The task
Among the entries, which lines carry the string "bookmarks"? Copy each of them.

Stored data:
#####

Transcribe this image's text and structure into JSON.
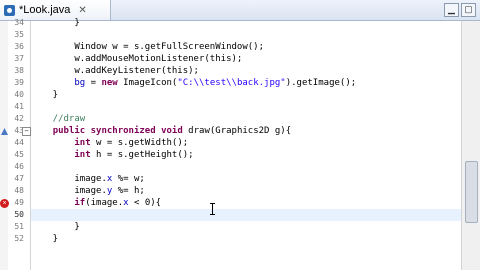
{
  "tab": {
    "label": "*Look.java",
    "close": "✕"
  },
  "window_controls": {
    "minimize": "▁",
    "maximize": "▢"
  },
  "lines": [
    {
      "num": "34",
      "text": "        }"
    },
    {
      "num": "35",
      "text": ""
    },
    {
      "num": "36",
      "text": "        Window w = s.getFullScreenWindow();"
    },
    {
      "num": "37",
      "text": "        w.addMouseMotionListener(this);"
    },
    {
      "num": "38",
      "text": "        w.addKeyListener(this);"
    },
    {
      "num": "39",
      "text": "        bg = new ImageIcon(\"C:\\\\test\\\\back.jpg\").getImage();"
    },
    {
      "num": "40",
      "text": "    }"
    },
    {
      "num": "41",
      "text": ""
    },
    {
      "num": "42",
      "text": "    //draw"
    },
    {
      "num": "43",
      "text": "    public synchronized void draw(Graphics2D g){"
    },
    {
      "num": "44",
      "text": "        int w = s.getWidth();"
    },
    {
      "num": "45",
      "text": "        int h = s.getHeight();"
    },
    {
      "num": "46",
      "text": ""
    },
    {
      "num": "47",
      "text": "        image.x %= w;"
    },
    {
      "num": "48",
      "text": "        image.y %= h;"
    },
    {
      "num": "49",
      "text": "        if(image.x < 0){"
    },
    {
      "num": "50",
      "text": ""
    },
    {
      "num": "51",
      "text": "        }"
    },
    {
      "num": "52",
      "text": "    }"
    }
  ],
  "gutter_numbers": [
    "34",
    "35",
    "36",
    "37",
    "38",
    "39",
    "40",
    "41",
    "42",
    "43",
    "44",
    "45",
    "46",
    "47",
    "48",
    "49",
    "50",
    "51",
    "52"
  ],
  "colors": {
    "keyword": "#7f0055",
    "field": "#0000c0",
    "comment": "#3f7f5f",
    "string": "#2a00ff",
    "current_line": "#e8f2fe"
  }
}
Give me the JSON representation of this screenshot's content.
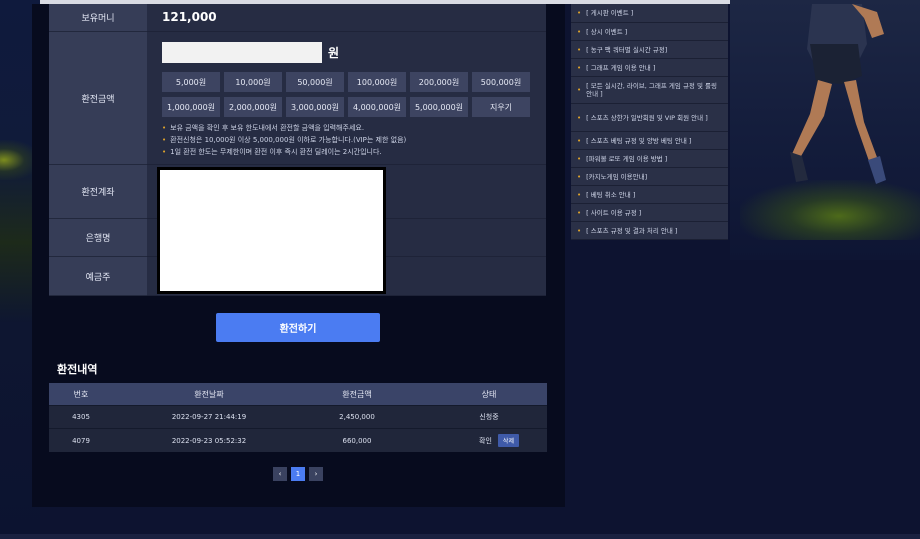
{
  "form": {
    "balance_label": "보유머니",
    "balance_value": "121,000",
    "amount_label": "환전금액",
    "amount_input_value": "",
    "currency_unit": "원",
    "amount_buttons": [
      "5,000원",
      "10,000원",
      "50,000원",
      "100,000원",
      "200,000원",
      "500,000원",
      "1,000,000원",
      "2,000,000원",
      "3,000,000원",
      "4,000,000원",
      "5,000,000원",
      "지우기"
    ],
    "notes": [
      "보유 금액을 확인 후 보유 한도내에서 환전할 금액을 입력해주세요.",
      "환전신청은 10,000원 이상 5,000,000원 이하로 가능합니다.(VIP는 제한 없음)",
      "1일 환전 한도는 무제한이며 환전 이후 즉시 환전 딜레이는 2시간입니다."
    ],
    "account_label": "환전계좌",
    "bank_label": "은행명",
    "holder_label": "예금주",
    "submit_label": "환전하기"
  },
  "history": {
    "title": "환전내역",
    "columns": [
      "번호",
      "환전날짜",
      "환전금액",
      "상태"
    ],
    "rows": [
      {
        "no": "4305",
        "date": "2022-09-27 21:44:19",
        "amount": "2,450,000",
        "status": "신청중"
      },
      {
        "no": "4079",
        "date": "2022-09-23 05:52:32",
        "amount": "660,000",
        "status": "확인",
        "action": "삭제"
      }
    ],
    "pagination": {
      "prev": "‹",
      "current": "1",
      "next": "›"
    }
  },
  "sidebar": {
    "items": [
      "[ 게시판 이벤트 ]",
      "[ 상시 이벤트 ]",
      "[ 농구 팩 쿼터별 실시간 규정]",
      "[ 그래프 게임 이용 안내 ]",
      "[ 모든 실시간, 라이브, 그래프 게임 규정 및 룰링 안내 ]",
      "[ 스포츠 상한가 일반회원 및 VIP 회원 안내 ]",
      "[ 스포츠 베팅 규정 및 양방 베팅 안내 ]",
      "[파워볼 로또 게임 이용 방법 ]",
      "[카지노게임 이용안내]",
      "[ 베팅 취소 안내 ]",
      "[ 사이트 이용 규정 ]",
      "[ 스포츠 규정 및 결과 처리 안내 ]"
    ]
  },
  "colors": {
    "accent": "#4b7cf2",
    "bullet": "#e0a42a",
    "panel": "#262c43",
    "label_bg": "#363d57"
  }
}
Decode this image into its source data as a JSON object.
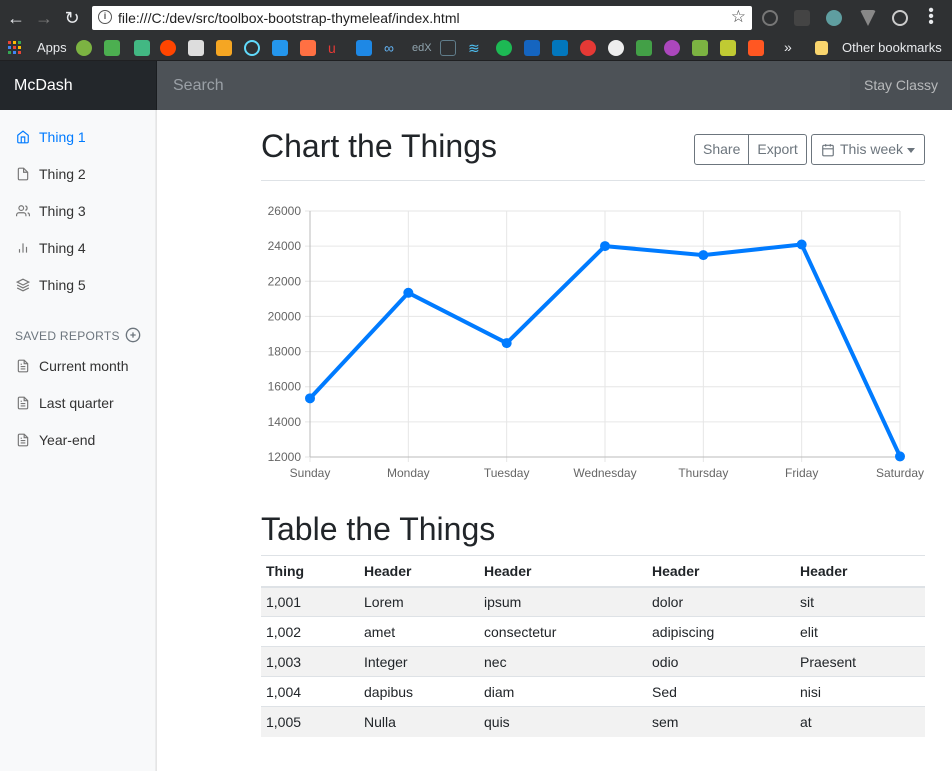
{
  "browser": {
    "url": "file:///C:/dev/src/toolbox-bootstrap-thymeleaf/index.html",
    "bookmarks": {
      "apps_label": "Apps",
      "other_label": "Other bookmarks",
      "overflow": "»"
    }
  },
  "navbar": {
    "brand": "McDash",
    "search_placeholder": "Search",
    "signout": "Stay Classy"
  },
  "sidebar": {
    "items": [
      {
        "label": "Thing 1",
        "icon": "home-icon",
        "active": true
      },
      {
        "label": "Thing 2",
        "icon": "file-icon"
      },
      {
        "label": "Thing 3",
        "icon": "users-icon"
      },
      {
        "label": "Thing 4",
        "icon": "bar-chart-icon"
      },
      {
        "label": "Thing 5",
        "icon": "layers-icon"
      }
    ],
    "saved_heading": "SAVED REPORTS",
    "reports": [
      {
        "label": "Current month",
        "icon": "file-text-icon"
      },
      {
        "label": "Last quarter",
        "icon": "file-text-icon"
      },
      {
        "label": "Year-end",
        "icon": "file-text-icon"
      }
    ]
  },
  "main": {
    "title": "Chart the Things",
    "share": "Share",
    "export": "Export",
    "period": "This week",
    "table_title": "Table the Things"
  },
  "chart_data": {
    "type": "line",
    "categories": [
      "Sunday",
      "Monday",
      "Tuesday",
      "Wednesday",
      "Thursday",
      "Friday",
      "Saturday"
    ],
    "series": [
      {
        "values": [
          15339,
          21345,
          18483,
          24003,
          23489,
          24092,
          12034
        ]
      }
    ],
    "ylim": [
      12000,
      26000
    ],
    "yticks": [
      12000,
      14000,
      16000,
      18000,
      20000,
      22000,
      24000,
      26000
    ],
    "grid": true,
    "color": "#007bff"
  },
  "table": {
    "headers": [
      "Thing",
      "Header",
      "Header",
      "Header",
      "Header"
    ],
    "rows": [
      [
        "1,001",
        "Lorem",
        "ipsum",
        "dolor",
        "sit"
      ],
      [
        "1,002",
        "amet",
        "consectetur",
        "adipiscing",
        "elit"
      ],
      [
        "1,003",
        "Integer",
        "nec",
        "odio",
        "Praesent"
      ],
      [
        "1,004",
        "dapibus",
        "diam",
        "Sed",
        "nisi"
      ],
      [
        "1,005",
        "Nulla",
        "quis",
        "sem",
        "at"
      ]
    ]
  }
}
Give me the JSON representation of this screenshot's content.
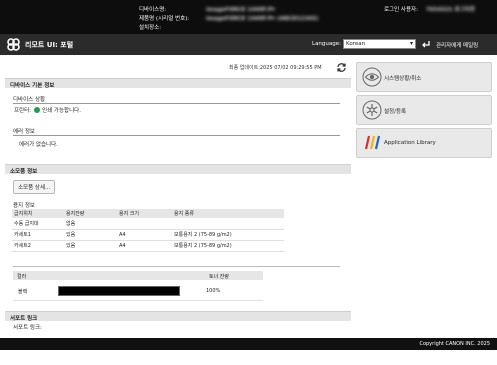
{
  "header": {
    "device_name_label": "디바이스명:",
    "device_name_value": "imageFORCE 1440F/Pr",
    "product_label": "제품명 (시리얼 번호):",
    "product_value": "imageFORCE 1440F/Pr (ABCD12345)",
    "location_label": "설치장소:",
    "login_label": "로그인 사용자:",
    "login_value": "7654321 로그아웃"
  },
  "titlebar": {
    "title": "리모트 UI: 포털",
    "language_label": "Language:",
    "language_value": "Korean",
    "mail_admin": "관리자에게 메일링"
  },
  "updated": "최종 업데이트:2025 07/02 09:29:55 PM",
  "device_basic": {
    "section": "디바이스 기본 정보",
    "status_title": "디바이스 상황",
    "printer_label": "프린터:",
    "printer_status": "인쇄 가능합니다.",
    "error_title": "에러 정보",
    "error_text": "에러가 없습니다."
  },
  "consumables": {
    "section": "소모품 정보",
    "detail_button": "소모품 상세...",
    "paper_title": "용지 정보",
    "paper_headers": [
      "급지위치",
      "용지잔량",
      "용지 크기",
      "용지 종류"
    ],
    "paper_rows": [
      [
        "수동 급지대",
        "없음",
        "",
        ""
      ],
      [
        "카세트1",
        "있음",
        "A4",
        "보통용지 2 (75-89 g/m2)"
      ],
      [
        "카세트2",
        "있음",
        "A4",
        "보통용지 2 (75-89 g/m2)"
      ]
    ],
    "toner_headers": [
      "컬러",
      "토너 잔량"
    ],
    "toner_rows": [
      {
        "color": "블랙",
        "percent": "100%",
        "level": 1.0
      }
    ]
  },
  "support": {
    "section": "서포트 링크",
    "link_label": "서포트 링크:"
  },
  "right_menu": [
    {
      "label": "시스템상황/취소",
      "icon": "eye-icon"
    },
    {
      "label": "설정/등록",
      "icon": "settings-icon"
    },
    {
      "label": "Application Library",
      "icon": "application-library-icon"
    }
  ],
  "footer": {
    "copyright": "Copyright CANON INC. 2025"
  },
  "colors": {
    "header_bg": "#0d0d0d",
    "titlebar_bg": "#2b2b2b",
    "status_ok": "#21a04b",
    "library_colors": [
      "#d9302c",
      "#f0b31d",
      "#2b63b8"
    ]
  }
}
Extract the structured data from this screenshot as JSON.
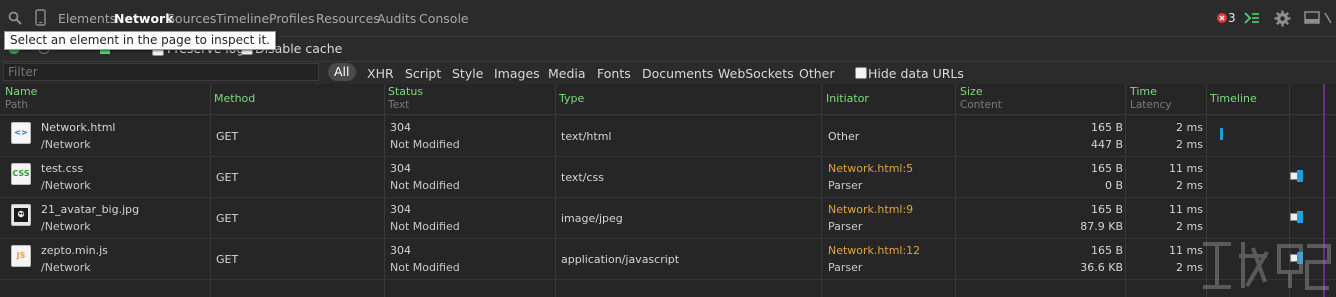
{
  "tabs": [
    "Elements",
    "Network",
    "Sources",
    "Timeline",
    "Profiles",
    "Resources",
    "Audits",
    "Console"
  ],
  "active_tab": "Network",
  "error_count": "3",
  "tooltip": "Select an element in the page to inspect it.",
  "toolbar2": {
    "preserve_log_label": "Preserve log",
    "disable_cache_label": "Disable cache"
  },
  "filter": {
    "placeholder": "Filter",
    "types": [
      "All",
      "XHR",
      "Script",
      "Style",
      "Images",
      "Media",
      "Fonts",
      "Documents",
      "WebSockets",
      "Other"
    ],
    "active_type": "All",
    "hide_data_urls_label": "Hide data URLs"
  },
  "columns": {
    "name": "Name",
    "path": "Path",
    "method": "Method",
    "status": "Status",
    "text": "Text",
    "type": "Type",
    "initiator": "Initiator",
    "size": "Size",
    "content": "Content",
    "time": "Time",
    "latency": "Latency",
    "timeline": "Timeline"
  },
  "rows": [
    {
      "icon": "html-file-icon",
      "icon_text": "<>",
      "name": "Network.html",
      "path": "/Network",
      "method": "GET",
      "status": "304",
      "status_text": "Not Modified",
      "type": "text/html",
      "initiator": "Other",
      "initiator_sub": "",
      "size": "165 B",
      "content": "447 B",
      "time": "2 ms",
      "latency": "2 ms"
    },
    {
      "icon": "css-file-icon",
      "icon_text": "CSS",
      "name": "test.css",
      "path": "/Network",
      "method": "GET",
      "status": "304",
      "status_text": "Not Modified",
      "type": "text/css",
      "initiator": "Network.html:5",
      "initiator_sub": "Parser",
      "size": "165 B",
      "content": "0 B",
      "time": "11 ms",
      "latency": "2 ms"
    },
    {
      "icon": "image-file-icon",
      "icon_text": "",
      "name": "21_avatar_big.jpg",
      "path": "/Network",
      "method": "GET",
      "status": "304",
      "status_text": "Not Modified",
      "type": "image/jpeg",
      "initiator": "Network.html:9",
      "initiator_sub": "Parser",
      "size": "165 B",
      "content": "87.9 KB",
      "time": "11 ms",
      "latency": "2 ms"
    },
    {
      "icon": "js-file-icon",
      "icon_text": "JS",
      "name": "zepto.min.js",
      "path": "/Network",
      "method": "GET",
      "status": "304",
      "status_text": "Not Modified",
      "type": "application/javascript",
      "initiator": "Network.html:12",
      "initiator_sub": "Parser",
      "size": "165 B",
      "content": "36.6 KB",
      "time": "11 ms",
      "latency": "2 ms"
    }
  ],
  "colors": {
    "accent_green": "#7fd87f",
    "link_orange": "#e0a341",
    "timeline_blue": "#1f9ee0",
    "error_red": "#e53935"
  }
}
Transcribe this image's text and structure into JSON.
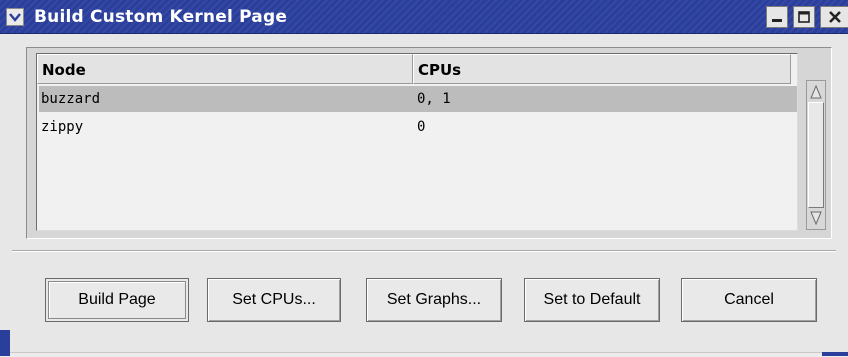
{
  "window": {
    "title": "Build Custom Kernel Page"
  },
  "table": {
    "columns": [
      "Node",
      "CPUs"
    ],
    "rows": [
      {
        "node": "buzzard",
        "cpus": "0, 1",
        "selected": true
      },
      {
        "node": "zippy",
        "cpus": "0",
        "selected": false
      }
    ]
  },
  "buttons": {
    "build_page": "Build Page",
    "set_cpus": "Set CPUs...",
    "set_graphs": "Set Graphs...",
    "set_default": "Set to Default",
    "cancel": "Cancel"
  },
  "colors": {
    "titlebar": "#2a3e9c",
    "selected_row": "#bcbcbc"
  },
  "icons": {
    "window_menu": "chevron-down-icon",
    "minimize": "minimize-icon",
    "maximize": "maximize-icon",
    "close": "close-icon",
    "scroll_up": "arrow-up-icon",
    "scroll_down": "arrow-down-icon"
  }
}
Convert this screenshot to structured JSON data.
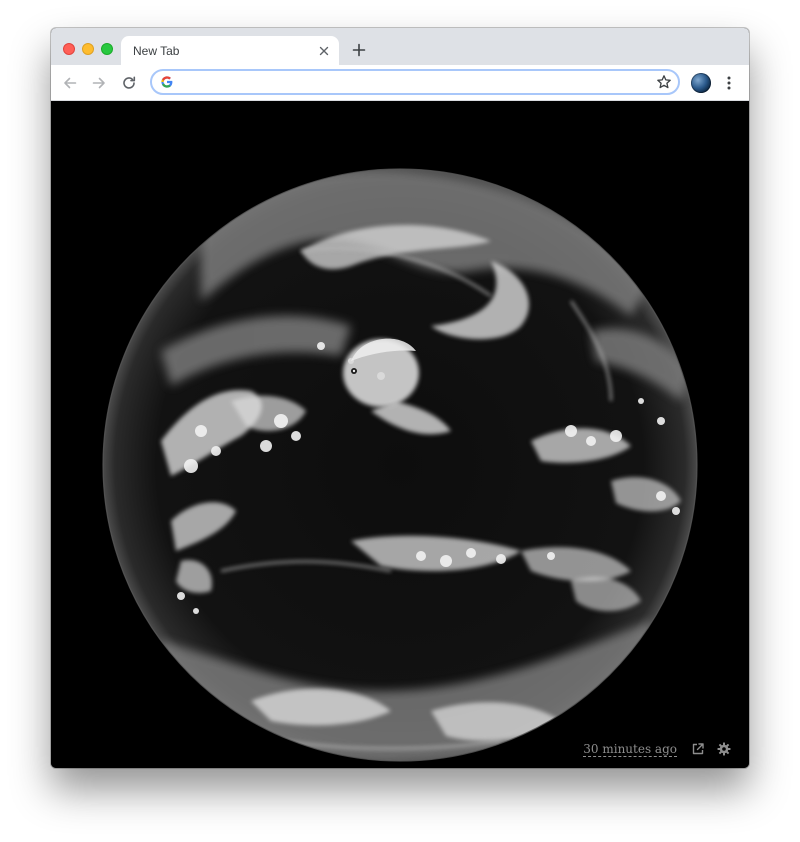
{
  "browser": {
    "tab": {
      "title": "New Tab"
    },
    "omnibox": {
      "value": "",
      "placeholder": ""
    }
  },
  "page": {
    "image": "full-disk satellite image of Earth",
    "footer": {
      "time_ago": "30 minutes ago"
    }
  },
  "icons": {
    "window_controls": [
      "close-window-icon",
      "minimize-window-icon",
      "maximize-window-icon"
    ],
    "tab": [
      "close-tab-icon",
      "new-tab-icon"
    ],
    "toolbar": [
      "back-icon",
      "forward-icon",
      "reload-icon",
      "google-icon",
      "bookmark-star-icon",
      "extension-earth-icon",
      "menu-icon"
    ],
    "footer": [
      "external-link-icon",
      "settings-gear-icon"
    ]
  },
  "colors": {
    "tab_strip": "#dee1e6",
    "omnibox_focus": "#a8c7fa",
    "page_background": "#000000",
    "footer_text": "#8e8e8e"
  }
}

#####

Solved exercise
    "bookmarks": {
      "other_label": "Other bookmarks",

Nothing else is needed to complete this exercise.